Personnage immémoré, si ce n’est pour son parcours politique, Abel Bonnard siégeait à l’Académie française et fut pourtant l’un des écrivains les plus en vogue durant l’entre-deux guerres, poussant Céline à le qualifier d’« un des plus beaux esprits français ». Son œuvre foisonnante se compose, entre autres, de poésie, de récits de voyages, de romans, de biographies et d’un versant qui s’inscrit dans la lignée des moralistes français de l’Âge classique, dont fait partie son essai intitulé L’Amitié, paru en 1928.
Dans son Éthique à Nicomaque, Aristote consacre deux chapitres à l’amitié dans lesquels il entend celle-ci dans son acception polysémique. La philoi déborde ainsi la conception simplement « amicale » qui nous est familière pour signifier plutôt sociabilité, réciprocité d’affection. Elle recouvre les rapports que peuvent entretenir entre eux les animaux, les amants (songeons à ce que Tristan chante à Iseut chez Marie de France : « Bele amie, si est de nus :/ Ne vus sans mei, no je sanz vus »), les divers membres d’une famille… Aristote, en plus d’expliciter ces différentes relations, distingue, comme le feront plus tard Cicéron et Montaigne, trois types d’amitié, qui sont de nature différente et non simplement de degrés : la première, la plus vulgaire, est celle fondée sur l’intérêt et donc l’utile ; vient ensuite celle qui s’apparente à la compagnie agréable mais qui n’est que l’image de l’amitié véritable, la troisième, qui se rapporte au bien et permet l’accomplissement de la vertu entre hommes bons.
L’amitié véritable qui, à la différence du caractère accidentel des « relations familières nouées par quelque circonstance ou par utilité » (Montaigne), est immuable et peut seule naître parmi les hommes vertueux, « ami en vertu d’un certain bien et d’une certaine ressemblance » (Aristote). Cette amitié est celle du choix absolu d’un être chez qui l’on reconnaît son semblable sur le plan de la vertu, qui est tout autant bénéfique qu’elle émane de nous ou d’un autre homme de valeur, l’ami étant chez Aristote « un autre soi-même ».
Cependant, si chez Aristote toute la question de l’amitié est à inscrire dans le cadre élargi d’une réflexion sur le Bien, cette notion peut sonner barbare aux oreilles des modernes. En effet, un glissement s’est opéré dans l’histoire de la philosophie depuis l’Antiquité avec la disparition progressive de l’idée d’un Bien transcendant, indépendant de l’homme et objectif, qui laisse peu à peu sa place à la notion de liberté. Chez Hegel, l’esprit prend conscience de sa propre nature par l’Histoire, et en se conscientisant, en passant de l’en-soi au pour-soi, l’humanité se libère progressivement : « Rendre le monde extérieur partout conforme au concept de liberté une fois reconnu, telle est la tâche des temps nouveaux », et tels furent les derniers mots qu’il prononça lors de son tout dernier cours. La valeur cardinale de notre temps est ainsi devenue la Liberté, c’est-à-dire la possibilité qu’a l’homme d’être un sujet agissant dans l’Histoire, d’effectuer le bien tout autant que le mal, d’avoir « en lui la possibilité et de l’absolu quelque chose et de l’absolu néant » (Weininger, Sexe et caractère, 1903).

Données fournies:
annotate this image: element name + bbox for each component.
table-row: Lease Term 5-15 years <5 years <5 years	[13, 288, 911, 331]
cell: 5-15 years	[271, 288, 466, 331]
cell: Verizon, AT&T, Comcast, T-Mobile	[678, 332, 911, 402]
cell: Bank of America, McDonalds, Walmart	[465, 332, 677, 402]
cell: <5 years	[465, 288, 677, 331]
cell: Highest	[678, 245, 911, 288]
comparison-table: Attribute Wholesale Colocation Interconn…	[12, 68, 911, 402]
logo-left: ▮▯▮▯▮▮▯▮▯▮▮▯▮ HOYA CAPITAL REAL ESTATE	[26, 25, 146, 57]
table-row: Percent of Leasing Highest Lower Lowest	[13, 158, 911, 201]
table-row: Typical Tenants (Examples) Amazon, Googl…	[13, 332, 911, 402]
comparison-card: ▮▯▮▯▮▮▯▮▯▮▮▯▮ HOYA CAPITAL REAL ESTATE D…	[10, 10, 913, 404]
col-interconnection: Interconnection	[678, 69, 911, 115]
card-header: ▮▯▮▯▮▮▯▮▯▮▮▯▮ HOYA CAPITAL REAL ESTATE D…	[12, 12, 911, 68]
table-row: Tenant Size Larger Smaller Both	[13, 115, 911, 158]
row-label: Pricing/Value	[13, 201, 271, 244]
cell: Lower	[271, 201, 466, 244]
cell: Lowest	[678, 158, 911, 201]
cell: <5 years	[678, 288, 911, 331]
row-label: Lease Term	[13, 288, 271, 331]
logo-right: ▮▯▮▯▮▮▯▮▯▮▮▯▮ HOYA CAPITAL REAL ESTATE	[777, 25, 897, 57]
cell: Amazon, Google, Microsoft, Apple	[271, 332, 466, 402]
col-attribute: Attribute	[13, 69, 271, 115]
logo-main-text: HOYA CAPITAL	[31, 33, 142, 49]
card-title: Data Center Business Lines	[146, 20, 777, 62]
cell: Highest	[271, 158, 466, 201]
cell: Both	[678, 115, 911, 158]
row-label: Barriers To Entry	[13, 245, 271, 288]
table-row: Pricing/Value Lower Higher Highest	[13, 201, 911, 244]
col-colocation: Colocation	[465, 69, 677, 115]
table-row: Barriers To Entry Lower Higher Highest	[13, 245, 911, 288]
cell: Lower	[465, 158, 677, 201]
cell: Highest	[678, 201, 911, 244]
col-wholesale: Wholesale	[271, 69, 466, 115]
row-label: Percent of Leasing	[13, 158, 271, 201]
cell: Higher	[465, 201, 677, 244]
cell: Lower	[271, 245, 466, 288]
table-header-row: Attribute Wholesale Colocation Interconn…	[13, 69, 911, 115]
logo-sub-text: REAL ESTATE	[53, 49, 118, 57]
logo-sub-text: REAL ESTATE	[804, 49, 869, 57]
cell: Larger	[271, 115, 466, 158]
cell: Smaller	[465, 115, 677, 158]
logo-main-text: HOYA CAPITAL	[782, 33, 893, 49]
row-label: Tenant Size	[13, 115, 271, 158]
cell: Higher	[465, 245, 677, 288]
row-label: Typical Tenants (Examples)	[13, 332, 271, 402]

Consigne:
Dans l'extrait sur l'amitié, reprenez le passage en commençant par « Personnage immémoré, si » et en allant jusqu'à « paru en 1928. », puis substituez « mémoires » à « biographies ».

Résultat:
Personnage immémoré, si ce n’est pour son parcours politique, Abel Bonnard siégeait à l’Académie française et fut pourtant l’un des écrivains les plus en vogue durant l’entre-deux guerres, poussant Céline à le qualifier d’« un des plus beaux esprits français ». Son œuvre foisonnante se compose, entre autres, de poésie, de récits de voyages, de romans, de mémoires et d’un versant qui s’inscrit dans la lignée des moralistes français de l’Âge classique, dont fait partie son essai intitulé L’Amitié, paru en 1928.